### GOAL:
Copy each line of the material below that includes the string "pillows".

::: MATERIAL SHOWN :::

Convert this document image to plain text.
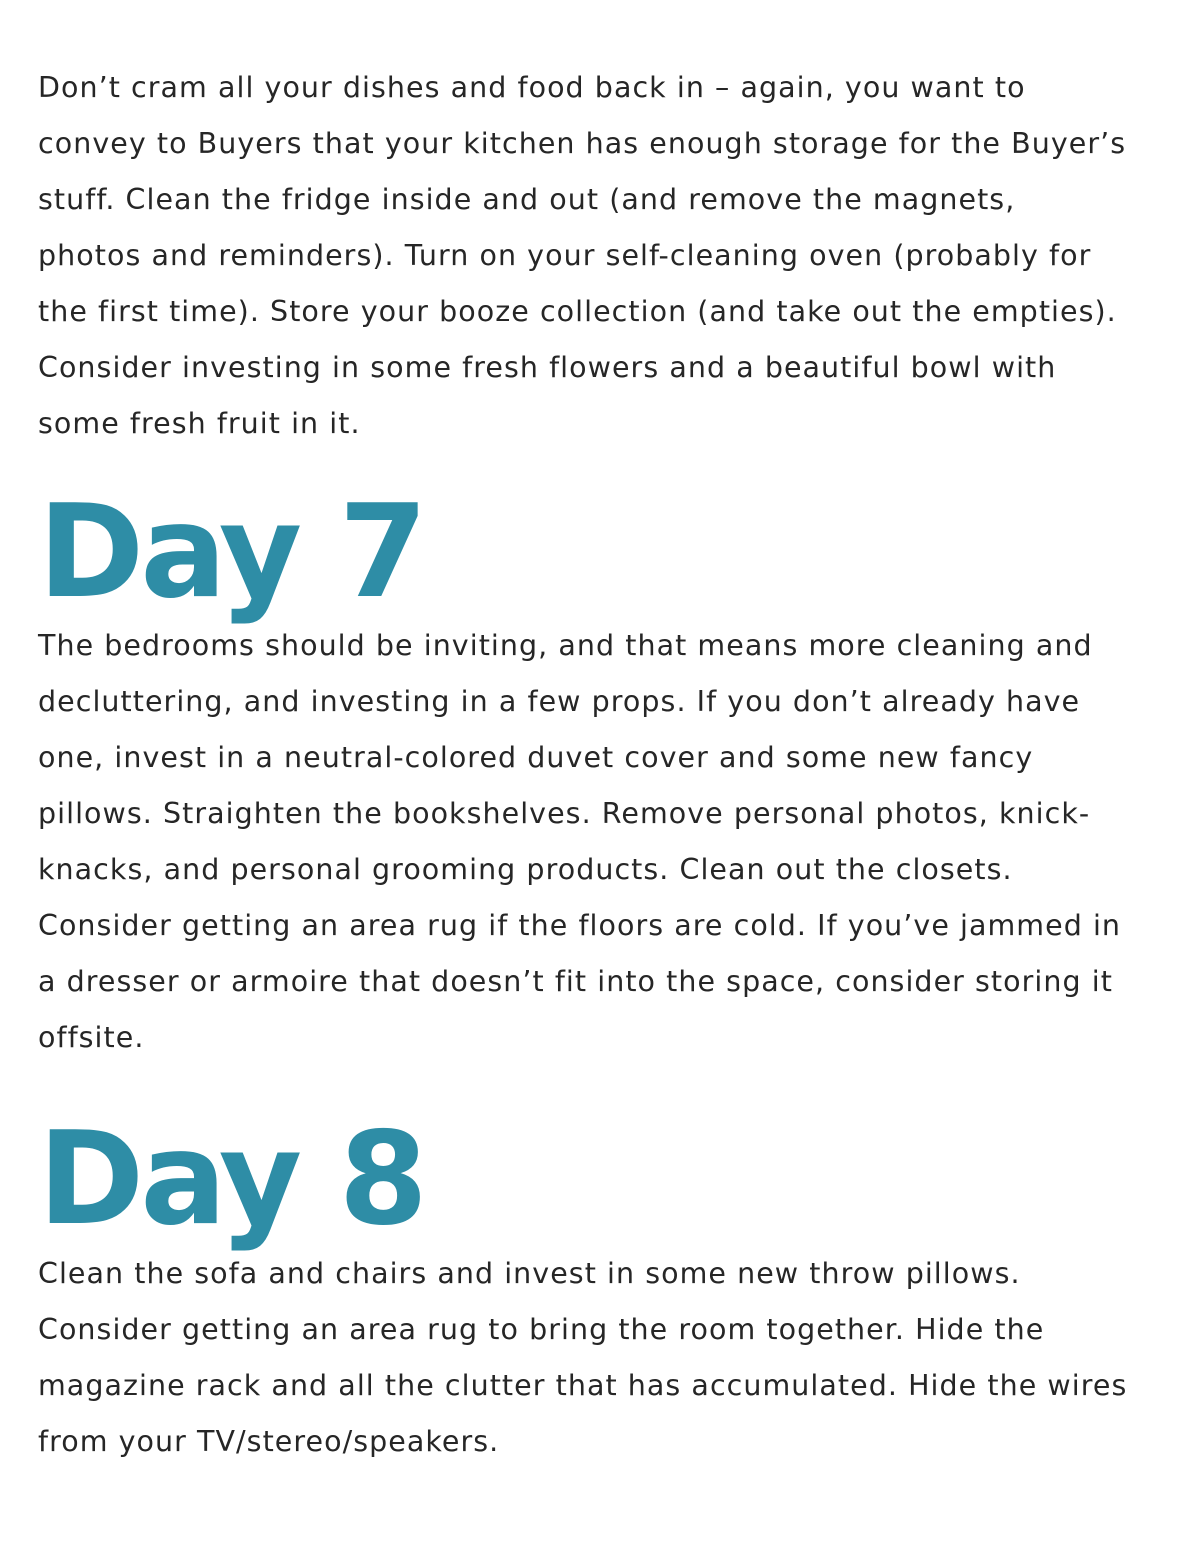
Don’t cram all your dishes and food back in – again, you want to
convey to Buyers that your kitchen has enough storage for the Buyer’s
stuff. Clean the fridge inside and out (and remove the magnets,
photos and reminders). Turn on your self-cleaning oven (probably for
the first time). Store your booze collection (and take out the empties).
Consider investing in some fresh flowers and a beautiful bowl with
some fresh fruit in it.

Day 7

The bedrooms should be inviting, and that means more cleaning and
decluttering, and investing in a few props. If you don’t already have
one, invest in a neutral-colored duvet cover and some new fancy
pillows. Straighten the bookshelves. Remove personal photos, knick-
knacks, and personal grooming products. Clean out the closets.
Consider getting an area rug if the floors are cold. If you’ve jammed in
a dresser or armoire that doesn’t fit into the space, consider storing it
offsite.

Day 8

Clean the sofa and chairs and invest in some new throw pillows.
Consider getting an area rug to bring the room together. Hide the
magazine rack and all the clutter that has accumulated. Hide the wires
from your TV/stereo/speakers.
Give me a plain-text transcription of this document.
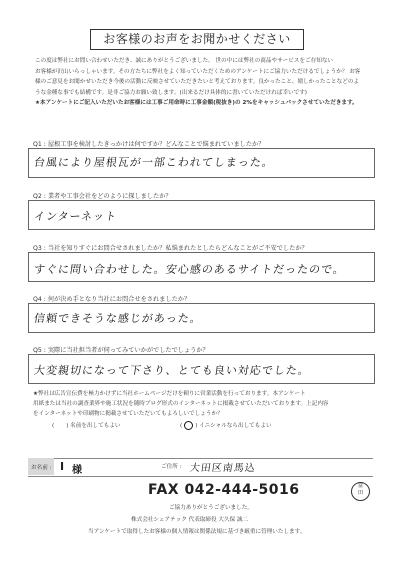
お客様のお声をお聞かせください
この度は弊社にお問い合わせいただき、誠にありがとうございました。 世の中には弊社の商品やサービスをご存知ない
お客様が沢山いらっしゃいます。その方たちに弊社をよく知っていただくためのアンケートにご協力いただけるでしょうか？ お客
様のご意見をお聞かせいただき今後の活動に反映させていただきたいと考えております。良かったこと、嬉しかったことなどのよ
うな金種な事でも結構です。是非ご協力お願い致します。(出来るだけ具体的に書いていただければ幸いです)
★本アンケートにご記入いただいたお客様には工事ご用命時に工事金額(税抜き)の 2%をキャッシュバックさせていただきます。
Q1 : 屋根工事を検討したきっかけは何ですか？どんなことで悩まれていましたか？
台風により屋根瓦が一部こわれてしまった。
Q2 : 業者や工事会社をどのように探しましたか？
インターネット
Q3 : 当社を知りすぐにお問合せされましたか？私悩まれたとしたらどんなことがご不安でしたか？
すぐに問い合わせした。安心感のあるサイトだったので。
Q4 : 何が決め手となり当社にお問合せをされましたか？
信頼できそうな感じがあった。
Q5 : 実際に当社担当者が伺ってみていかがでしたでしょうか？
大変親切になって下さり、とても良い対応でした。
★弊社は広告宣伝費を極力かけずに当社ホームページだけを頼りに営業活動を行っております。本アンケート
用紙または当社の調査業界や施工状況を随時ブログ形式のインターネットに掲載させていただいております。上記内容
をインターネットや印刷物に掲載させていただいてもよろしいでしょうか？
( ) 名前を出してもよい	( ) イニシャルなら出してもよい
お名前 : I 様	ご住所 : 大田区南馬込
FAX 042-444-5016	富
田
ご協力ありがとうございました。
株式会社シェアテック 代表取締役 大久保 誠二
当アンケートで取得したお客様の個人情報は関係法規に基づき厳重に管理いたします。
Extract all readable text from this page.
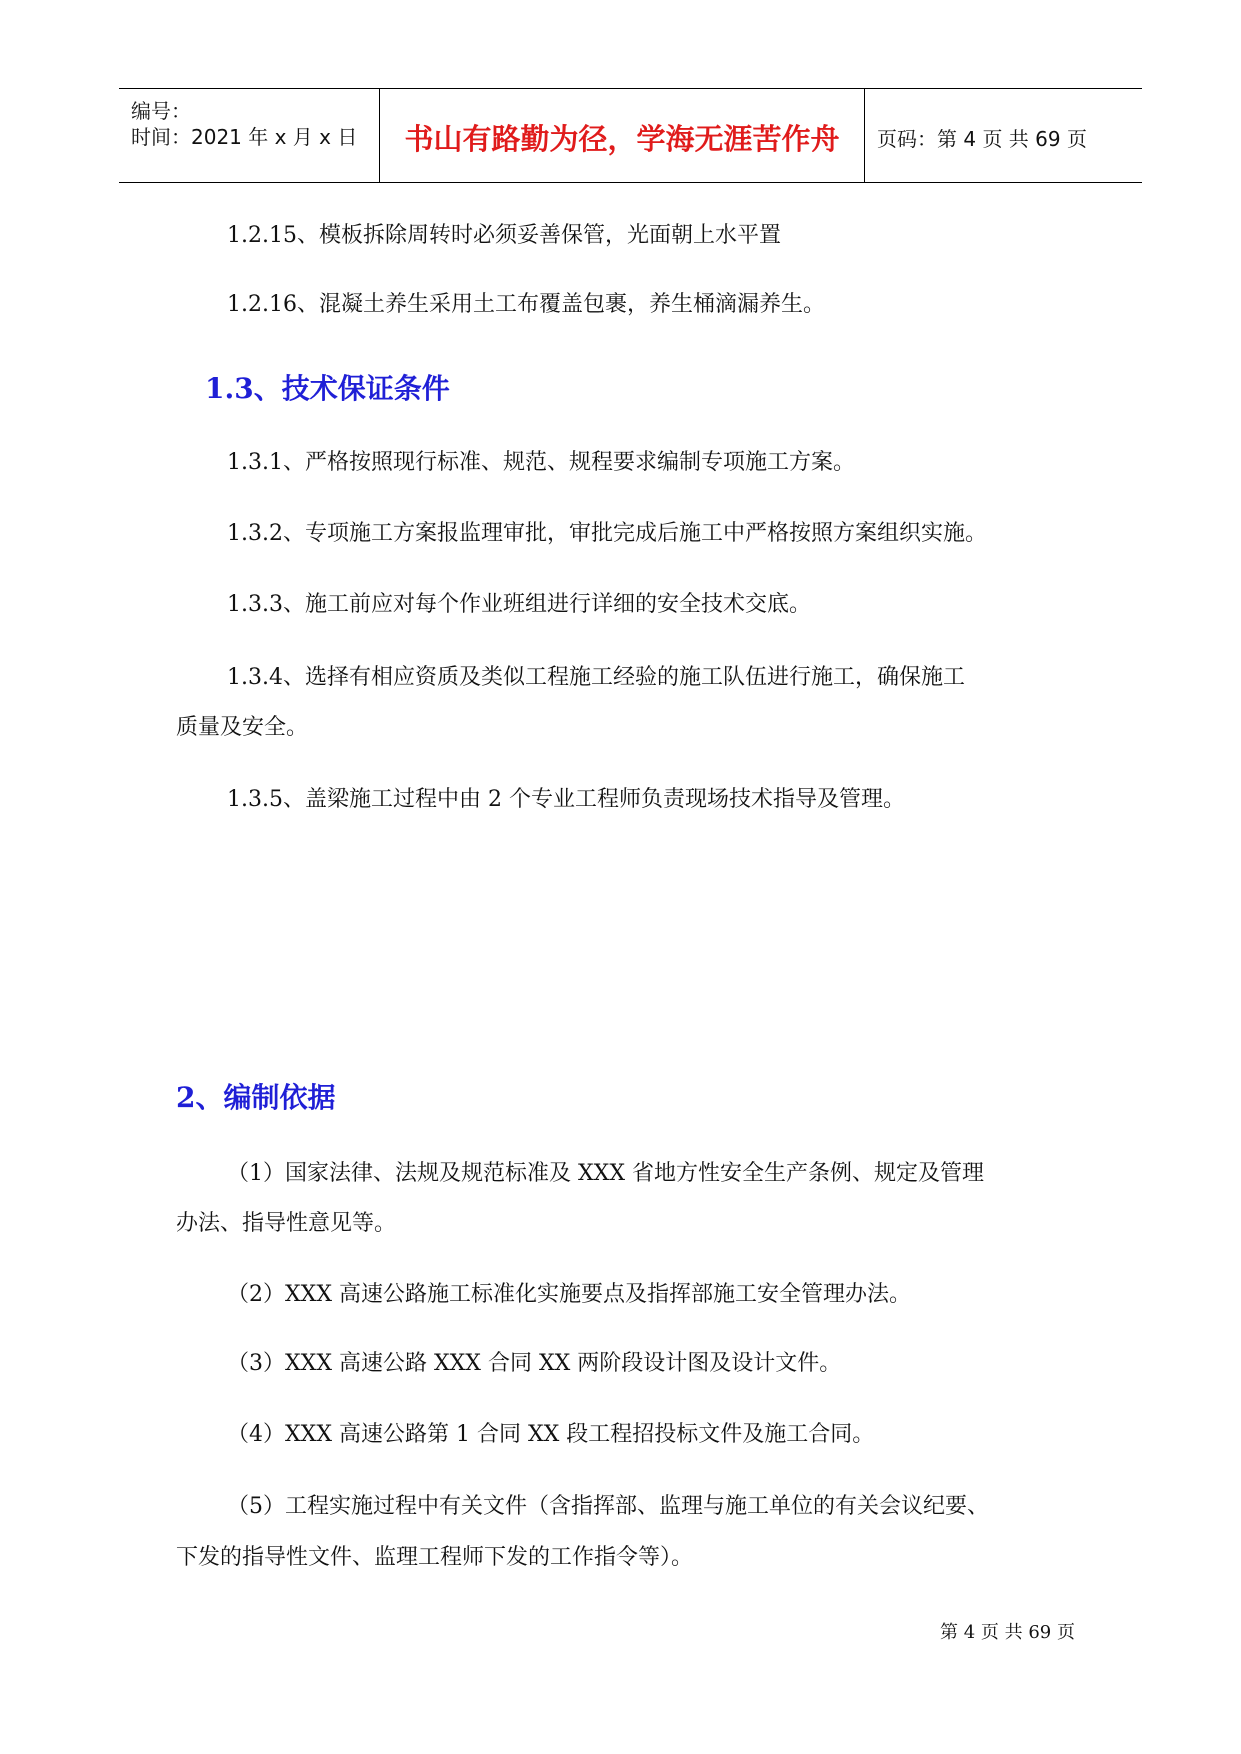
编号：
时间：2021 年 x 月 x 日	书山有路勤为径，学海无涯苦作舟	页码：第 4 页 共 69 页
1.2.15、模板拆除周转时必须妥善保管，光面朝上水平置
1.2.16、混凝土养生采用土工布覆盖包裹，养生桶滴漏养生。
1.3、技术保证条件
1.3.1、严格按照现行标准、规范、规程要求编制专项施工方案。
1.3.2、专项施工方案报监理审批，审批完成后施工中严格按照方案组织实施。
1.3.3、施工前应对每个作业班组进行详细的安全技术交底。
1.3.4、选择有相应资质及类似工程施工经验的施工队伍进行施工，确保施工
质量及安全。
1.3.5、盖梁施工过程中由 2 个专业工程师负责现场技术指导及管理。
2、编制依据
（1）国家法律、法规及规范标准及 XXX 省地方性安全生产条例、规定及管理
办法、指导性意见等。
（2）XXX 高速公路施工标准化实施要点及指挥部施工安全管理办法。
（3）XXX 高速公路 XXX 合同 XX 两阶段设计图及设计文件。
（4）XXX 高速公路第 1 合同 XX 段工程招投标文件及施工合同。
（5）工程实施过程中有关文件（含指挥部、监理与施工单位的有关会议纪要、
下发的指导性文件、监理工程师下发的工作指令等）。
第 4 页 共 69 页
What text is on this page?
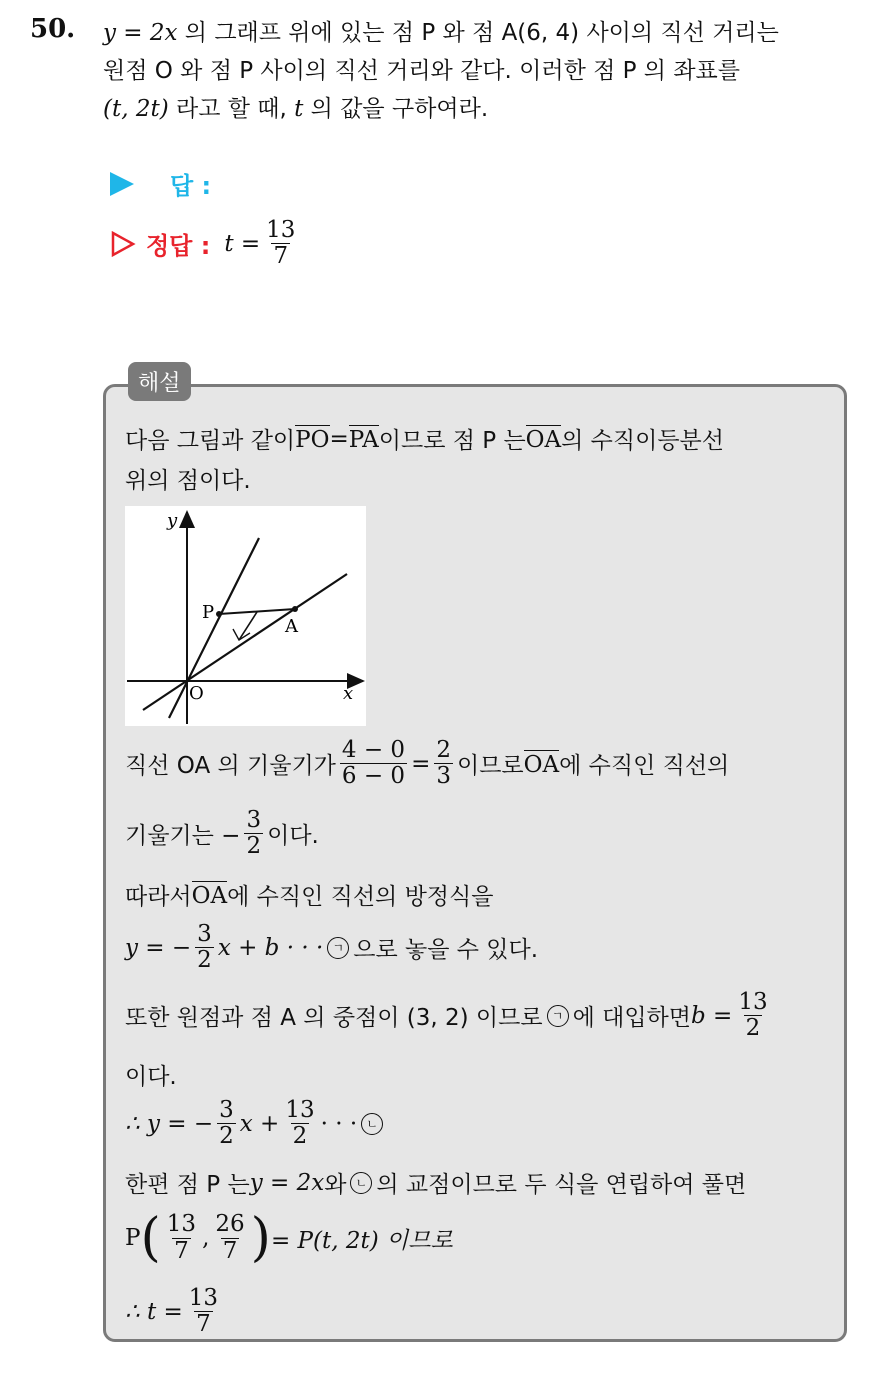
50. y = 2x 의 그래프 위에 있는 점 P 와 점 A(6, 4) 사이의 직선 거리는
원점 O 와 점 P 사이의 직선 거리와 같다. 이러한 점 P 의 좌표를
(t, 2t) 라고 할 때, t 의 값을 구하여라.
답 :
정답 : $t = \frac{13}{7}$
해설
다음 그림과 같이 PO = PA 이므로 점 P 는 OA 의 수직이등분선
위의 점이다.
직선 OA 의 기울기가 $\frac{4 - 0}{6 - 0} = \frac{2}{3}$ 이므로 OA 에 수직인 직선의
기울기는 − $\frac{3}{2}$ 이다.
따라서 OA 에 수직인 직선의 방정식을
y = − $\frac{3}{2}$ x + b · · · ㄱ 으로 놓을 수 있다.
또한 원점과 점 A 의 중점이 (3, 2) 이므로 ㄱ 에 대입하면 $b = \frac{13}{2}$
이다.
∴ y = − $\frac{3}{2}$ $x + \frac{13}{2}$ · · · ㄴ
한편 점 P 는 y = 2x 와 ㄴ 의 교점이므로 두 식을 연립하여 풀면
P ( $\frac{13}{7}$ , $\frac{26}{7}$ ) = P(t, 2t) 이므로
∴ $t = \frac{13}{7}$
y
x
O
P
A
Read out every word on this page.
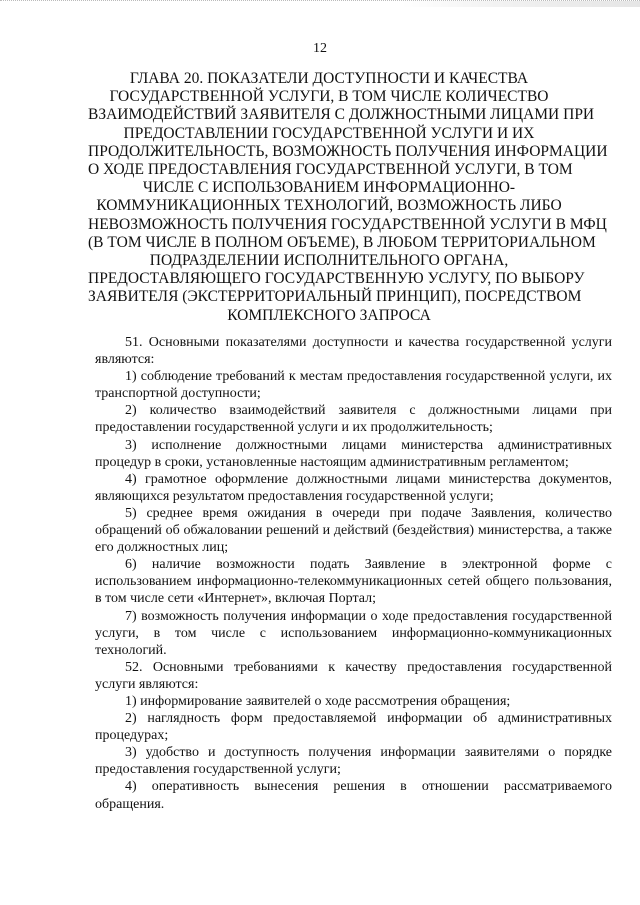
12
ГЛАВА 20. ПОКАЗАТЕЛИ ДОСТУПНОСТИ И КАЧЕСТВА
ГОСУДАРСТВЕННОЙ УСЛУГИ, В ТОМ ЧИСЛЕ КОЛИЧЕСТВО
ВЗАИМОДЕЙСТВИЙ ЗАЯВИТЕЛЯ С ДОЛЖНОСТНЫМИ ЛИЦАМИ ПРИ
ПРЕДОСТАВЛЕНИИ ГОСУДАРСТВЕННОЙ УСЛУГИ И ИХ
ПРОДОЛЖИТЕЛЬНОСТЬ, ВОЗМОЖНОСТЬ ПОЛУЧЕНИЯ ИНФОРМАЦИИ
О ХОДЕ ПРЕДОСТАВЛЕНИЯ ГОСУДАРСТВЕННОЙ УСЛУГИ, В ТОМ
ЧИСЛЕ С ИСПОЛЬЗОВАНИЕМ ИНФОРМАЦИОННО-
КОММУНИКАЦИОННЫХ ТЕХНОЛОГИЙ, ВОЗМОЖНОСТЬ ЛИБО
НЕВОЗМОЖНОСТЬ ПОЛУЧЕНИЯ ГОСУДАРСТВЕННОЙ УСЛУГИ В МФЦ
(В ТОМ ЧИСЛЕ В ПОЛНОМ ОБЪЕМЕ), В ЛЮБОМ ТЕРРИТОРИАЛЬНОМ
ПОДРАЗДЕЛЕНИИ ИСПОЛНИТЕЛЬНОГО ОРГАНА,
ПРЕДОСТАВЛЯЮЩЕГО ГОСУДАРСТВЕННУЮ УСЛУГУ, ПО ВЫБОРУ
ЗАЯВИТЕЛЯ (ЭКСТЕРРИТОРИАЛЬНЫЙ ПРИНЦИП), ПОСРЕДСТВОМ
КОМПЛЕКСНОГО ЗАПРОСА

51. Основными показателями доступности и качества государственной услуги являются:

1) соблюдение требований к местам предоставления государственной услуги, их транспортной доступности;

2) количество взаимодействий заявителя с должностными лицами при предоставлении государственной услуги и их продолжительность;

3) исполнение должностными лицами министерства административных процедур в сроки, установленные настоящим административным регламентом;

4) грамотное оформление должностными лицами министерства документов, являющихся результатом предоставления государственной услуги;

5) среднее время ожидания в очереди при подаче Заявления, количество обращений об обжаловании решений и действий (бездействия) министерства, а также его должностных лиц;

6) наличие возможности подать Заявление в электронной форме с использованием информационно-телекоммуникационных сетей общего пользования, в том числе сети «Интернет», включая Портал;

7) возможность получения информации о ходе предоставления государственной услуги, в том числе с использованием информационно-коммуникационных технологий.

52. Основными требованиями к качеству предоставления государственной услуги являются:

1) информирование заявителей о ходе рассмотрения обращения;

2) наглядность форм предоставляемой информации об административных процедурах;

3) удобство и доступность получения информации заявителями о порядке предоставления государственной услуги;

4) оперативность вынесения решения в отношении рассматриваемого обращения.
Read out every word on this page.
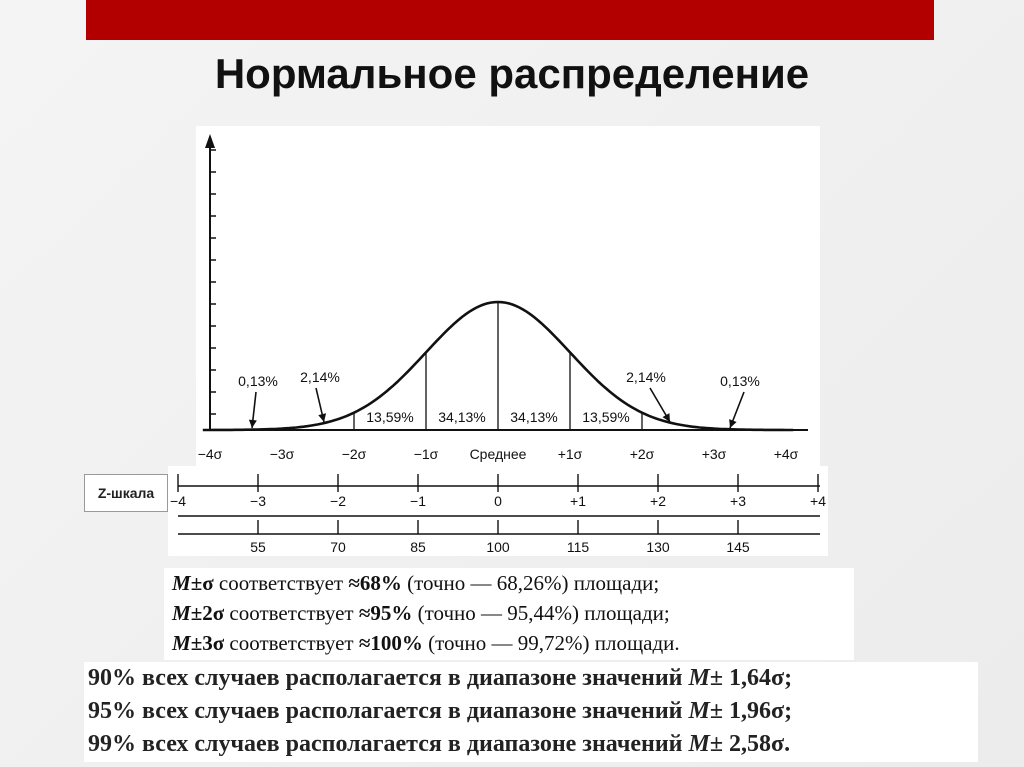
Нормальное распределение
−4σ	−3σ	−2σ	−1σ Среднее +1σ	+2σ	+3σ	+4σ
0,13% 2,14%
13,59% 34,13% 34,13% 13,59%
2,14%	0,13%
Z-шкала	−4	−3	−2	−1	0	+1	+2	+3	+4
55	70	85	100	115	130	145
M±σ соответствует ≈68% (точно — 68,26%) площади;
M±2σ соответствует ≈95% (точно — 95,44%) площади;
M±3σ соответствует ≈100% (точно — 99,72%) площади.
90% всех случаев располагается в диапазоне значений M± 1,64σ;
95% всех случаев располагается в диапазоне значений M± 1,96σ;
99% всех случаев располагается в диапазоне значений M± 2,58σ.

:::

### FULL RESPONSE:
pillows. Straighten the bookshelves. Remove personal photos, knick-
Clean the sofa and chairs and invest in some new throw pillows.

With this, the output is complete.